# [Aim of the exercise]
Copy out all of the data below with no alterations.

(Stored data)
++++++++++
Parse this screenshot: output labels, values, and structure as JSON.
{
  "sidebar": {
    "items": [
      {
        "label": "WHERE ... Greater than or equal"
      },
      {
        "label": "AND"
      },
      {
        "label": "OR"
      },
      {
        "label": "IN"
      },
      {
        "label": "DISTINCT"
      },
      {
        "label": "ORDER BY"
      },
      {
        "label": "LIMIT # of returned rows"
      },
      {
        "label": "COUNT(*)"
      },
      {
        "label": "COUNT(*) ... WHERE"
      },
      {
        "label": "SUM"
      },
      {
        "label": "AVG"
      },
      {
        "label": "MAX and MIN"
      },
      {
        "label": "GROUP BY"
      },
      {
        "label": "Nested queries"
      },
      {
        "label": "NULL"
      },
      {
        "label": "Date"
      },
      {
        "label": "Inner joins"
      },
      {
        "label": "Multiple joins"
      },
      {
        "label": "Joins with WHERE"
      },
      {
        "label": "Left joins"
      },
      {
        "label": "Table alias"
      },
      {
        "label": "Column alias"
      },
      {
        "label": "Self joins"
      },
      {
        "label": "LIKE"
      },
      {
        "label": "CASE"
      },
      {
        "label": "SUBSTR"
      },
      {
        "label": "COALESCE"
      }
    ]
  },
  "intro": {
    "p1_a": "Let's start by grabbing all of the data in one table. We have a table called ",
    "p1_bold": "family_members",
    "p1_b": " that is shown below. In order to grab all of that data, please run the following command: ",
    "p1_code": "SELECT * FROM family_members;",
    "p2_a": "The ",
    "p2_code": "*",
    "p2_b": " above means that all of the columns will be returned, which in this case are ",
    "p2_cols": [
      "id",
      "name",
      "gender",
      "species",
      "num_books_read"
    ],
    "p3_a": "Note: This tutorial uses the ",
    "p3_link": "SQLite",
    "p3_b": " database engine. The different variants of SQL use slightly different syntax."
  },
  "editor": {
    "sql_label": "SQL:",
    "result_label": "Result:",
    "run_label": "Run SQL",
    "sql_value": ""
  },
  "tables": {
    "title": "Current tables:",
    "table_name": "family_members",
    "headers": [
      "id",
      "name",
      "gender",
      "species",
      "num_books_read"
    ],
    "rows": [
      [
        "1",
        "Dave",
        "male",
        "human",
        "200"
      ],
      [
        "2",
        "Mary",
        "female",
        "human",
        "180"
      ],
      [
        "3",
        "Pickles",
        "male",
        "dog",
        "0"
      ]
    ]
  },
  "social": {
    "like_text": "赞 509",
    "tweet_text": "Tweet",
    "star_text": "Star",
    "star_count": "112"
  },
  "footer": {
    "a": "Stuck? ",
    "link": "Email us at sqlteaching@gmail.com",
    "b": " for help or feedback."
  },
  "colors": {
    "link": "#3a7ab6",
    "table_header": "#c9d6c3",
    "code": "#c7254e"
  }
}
++++++++++
# [Response]
Parse this screenshot: output labels, values, and structure as JSON.
{
  "sidebar": {
    "items": [
      {
        "label": "WHERE ... Greater than or equal"
      },
      {
        "label": "AND"
      },
      {
        "label": "OR"
      },
      {
        "label": "IN"
      },
      {
        "label": "DISTINCT"
      },
      {
        "label": "ORDER BY"
      },
      {
        "label": "LIMIT # of returned rows"
      },
      {
        "label": "COUNT(*)"
      },
      {
        "label": "COUNT(*) ... WHERE"
      },
      {
        "label": "SUM"
      },
      {
        "label": "AVG"
      },
      {
        "label": "MAX and MIN"
      },
      {
        "label": "GROUP BY"
      },
      {
        "label": "Nested queries"
      },
      {
        "label": "NULL"
      },
      {
        "label": "Date"
      },
      {
        "label": "Inner joins"
      },
      {
        "label": "Multiple joins"
      },
      {
        "label": "Joins with WHERE"
      },
      {
        "label": "Left joins"
      },
      {
        "label": "Table alias"
      },
      {
        "label": "Column alias"
      },
      {
        "label": "Self joins"
      },
      {
        "label": "LIKE"
      },
      {
        "label": "CASE"
      },
      {
        "label": "SUBSTR"
      },
      {
        "label": "COALESCE"
      }
    ]
  },
  "intro": {
    "p1_a": "Let's start by grabbing all of the data in one table. We have a table called ",
    "p1_bold": "family_members",
    "p1_b": " that is shown below. In order to grab all of that data, please run the following command: ",
    "p1_code": "SELECT * FROM family_members;",
    "p2_a": "The ",
    "p2_code": "*",
    "p2_b": " above means that all of the columns will be returned, which in this case are ",
    "p2_cols": [
      "id",
      "name",
      "gender",
      "species",
      "num_books_read"
    ],
    "p3_a": "Note: This tutorial uses the ",
    "p3_link": "SQLite",
    "p3_b": " database engine. The different variants of SQL use slightly different syntax."
  },
  "editor": {
    "sql_label": "SQL:",
    "result_label": "Result:",
    "run_label": "Run SQL",
    "sql_value": ""
  },
  "tables": {
    "title": "Current tables:",
    "table_name": "family_members",
    "headers": [
      "id",
      "name",
      "gender",
      "species",
      "num_books_read"
    ],
    "rows": [
      [
        "1",
        "Dave",
        "male",
        "human",
        "200"
      ],
      [
        "2",
        "Mary",
        "female",
        "human",
        "180"
      ],
      [
        "3",
        "Pickles",
        "male",
        "dog",
        "0"
      ]
    ]
  },
  "social": {
    "like_text": "赞 509",
    "tweet_text": "Tweet",
    "star_text": "Star",
    "star_count": "112"
  },
  "footer": {
    "a": "Stuck? ",
    "link": "Email us at sqlteaching@gmail.com",
    "b": " for help or feedback."
  },
  "colors": {
    "link": "#3a7ab6",
    "table_header": "#c9d6c3",
    "code": "#c7254e"
  }
}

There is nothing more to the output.